## Directive:
Extract each line containing the string "pursuant".

## Stored rows:
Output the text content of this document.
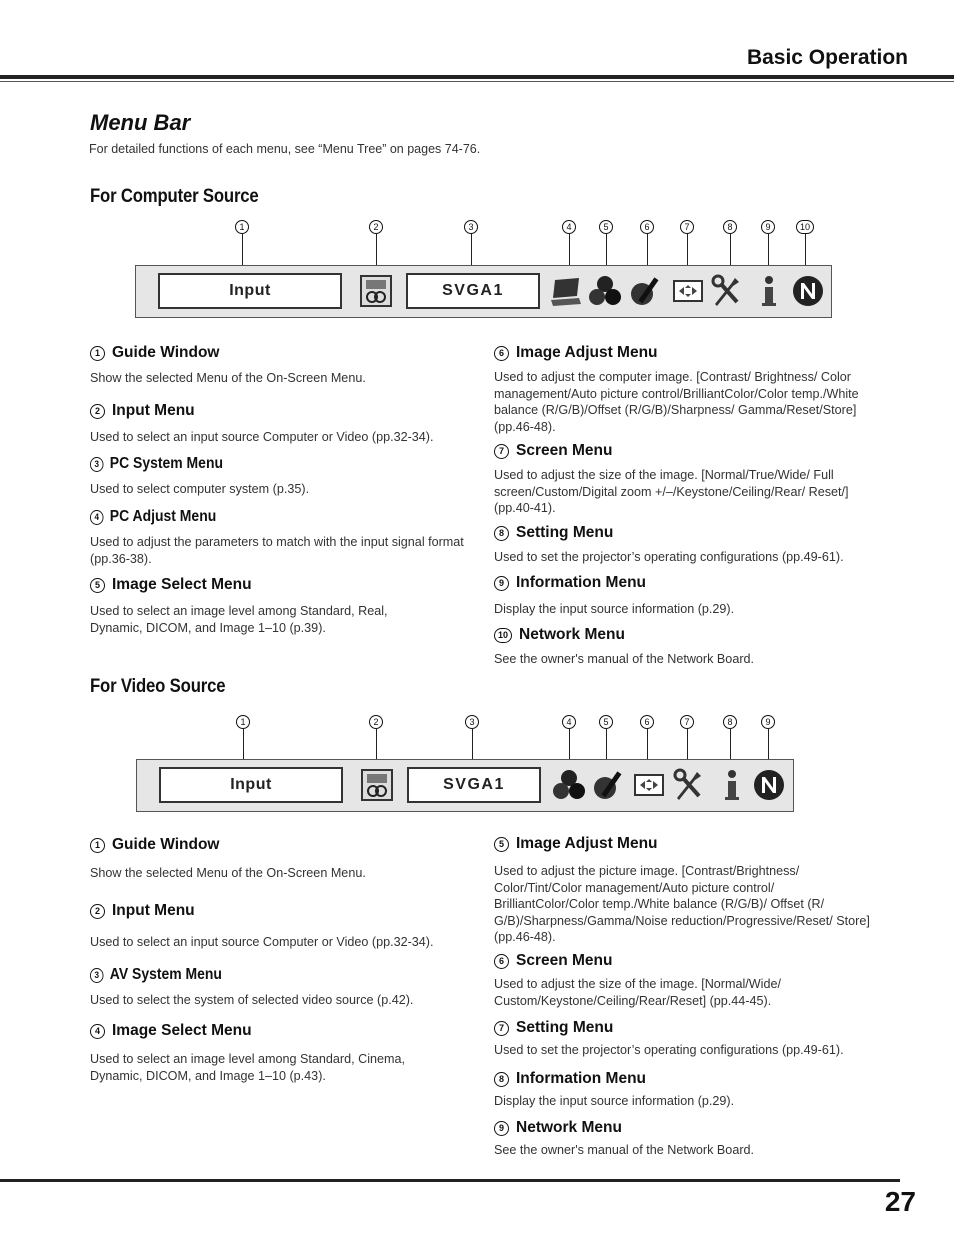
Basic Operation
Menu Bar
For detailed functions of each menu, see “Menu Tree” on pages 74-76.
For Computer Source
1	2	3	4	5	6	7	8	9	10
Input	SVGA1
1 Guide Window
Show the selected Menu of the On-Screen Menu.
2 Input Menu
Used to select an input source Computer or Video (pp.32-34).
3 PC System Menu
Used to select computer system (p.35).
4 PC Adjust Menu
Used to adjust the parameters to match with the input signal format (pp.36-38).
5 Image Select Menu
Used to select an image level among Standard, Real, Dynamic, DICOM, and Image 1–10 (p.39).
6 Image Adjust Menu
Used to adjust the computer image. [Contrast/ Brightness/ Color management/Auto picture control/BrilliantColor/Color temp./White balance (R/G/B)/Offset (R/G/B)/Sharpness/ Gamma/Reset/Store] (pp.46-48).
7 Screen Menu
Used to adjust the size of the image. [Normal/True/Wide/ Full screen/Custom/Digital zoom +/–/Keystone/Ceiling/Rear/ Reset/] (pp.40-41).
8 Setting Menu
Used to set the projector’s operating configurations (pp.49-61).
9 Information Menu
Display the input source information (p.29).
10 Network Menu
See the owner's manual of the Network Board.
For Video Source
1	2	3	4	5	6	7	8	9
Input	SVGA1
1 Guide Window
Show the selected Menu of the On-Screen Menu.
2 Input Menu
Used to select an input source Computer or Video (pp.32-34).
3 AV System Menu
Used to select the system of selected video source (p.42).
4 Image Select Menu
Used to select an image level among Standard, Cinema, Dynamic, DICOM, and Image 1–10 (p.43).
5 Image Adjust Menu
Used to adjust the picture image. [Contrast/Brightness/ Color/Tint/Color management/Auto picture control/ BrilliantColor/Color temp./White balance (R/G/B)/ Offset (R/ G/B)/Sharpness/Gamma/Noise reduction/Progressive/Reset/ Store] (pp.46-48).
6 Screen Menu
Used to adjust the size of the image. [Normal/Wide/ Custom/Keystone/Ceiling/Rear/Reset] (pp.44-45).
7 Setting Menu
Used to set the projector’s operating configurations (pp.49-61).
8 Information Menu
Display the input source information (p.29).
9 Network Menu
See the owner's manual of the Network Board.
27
==
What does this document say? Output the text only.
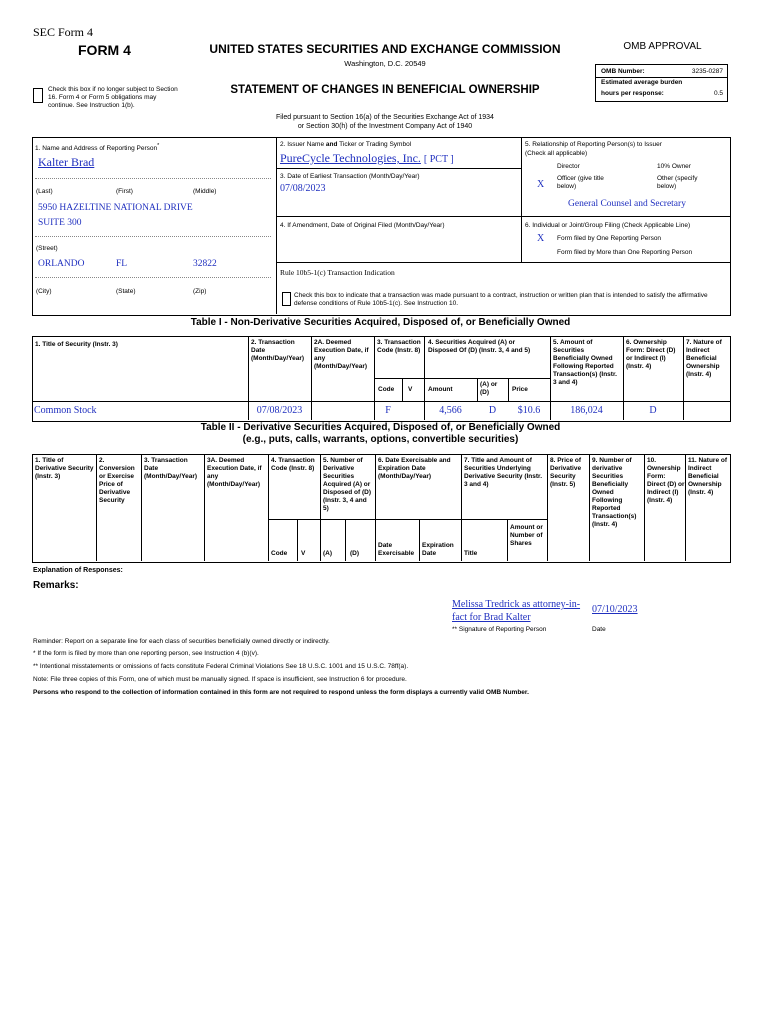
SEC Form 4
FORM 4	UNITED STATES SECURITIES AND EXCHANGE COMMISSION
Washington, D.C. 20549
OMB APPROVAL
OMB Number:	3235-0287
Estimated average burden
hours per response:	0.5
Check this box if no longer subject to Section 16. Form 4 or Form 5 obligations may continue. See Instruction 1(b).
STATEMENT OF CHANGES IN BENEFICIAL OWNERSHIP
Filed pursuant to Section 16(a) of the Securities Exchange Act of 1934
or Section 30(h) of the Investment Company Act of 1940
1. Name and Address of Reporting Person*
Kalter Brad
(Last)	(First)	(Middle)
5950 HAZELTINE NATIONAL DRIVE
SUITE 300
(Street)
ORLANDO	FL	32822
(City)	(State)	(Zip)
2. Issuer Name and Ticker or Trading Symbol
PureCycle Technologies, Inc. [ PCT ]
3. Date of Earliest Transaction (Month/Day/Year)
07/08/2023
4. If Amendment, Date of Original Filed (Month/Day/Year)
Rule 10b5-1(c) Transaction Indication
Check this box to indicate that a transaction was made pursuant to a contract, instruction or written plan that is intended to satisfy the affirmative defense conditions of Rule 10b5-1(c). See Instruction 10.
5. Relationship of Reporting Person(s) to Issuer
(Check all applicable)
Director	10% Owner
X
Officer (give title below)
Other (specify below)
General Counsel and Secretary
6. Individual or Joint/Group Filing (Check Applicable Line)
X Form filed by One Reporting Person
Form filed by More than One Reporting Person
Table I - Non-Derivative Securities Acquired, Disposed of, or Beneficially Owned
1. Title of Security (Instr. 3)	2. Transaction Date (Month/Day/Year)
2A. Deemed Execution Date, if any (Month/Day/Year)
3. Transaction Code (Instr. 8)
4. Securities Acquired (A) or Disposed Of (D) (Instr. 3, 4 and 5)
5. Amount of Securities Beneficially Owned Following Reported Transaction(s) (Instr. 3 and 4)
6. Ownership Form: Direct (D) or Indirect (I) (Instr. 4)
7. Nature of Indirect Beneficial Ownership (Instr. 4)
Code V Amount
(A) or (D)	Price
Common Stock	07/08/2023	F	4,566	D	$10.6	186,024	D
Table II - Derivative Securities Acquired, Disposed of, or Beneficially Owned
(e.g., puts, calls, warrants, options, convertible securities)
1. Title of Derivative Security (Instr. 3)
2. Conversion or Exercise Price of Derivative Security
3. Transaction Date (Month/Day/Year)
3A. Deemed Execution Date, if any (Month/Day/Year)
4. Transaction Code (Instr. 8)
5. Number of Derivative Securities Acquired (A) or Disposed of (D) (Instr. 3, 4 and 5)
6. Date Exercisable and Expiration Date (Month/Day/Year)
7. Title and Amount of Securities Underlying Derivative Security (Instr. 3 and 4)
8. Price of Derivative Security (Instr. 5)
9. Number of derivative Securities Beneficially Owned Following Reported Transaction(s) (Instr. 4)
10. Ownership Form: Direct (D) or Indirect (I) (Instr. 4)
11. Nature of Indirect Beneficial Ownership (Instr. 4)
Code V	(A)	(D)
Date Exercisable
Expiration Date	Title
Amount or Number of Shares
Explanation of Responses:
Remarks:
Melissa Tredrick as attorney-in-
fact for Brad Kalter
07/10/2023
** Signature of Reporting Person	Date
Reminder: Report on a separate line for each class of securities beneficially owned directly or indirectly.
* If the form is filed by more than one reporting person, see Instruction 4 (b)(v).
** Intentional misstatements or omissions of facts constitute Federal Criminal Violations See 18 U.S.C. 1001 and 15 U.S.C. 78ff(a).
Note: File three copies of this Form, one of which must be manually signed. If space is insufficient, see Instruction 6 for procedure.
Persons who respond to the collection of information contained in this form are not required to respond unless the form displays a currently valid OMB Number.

## Solution below:
Filed pursuant to Section 16(a) of the Securities Exchange Act of 1934
Check this box to indicate that a transaction was made pursuant to a contract, instruction or written plan that is intended to satisfy the affirmative defense conditions of Rule 10b5-1(c). See Instruction 10.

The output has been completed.